In the records below, find the line containing "Type out the text in this image.", then extract that line and all subsequent lines exactly, leaving out everything else.

-------

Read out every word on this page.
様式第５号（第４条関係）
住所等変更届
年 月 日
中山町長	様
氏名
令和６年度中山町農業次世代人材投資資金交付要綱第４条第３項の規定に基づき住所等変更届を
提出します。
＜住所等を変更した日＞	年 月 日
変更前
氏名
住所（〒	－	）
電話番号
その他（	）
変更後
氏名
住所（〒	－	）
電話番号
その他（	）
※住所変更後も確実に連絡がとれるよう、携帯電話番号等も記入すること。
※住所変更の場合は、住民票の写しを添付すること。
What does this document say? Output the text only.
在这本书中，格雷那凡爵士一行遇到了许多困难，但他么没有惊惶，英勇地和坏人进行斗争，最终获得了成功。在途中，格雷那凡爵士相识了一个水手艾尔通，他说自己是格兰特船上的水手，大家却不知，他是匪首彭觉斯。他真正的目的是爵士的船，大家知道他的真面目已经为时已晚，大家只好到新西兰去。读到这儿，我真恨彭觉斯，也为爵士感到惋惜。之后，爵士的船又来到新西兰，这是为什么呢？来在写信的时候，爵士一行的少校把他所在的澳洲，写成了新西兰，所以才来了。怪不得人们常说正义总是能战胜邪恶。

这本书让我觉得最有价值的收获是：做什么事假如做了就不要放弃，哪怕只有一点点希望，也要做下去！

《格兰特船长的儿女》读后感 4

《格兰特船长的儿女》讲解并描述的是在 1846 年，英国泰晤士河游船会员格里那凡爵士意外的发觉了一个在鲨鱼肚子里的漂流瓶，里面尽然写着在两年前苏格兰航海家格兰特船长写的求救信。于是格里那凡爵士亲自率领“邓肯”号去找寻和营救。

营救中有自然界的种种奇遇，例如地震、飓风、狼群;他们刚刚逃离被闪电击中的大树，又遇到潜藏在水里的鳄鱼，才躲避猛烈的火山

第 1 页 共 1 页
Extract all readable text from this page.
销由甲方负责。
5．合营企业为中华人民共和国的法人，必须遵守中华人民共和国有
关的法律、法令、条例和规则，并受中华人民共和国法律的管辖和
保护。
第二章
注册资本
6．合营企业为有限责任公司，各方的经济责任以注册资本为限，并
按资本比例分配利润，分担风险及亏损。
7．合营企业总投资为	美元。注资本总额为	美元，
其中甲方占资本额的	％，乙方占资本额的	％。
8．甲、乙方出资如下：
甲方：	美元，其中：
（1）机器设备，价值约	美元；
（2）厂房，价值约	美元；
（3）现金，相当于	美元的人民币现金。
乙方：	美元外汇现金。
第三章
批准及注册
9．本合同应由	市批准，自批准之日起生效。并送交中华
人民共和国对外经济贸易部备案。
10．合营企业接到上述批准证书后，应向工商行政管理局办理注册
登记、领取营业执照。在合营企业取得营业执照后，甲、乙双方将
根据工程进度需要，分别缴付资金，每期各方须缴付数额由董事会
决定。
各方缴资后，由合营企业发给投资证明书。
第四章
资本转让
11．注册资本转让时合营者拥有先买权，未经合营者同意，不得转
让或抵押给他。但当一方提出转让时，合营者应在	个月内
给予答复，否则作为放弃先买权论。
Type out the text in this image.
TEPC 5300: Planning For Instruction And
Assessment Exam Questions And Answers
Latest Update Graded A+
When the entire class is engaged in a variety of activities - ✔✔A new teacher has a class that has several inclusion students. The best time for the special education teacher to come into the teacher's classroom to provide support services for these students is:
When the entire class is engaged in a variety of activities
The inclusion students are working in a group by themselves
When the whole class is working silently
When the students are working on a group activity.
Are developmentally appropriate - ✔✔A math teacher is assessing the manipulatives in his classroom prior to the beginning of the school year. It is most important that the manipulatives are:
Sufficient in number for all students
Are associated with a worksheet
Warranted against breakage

-------

**Answer below**:
Type out the text in this image.
TEPC 5300: Planning For Instruction And
Assessment Exam Questions And Answers
Latest Update Graded A+
When the entire class is engaged in a variety of activities - ✔✔A new teacher has a class that has several inclusion students. The best time for the special education teacher to come into the teacher's classroom to provide support services for these students is:
When the entire class is engaged in a variety of activities
The inclusion students are working in a group by themselves
When the whole class is working silently
When the students are working on a group activity.
Are developmentally appropriate - ✔✔A math teacher is assessing the manipulatives in his classroom prior to the beginning of the school year. It is most important that the manipulatives are:
Sufficient in number for all students
Are associated with a worksheet
Warranted against breakage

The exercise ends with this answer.